[Source material start]
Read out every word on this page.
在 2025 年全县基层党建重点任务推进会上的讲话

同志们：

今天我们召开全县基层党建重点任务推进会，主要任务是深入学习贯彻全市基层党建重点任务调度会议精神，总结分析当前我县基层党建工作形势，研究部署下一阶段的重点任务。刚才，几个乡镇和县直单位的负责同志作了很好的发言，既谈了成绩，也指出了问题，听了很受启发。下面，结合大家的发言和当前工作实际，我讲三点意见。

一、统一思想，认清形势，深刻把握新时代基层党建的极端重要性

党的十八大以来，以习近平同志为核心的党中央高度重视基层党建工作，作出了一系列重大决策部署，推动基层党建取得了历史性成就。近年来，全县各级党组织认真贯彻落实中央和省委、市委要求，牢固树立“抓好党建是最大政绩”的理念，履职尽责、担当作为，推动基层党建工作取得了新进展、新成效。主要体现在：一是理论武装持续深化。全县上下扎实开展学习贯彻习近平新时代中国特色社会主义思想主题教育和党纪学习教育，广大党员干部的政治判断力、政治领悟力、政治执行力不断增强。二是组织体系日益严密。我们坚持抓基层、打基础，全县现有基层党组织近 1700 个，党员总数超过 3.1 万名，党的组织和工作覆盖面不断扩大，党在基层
[Source material end]
* What is being asked *
Type out all of the material again, word for word.

* Completed task *
Read out every word on this page.
在 2025 年全县基层党建重点任务推进会上的讲话

同志们：

今天我们召开全县基层党建重点任务推进会，主要任务是深入学习贯彻全市基层党建重点任务调度会议精神，总结分析当前我县基层党建工作形势，研究部署下一阶段的重点任务。刚才，几个乡镇和县直单位的负责同志作了很好的发言，既谈了成绩，也指出了问题，听了很受启发。下面，结合大家的发言和当前工作实际，我讲三点意见。

一、统一思想，认清形势，深刻把握新时代基层党建的极端重要性

党的十八大以来，以习近平同志为核心的党中央高度重视基层党建工作，作出了一系列重大决策部署，推动基层党建取得了历史性成就。近年来，全县各级党组织认真贯彻落实中央和省委、市委要求，牢固树立“抓好党建是最大政绩”的理念，履职尽责、担当作为，推动基层党建工作取得了新进展、新成效。主要体现在：一是理论武装持续深化。全县上下扎实开展学习贯彻习近平新时代中国特色社会主义思想主题教育和党纪学习教育，广大党员干部的政治判断力、政治领悟力、政治执行力不断增强。二是组织体系日益严密。我们坚持抓基层、打基础，全县现有基层党组织近 1700 个，党员总数超过 3.1 万名，党的组织和工作覆盖面不断扩大，党在基层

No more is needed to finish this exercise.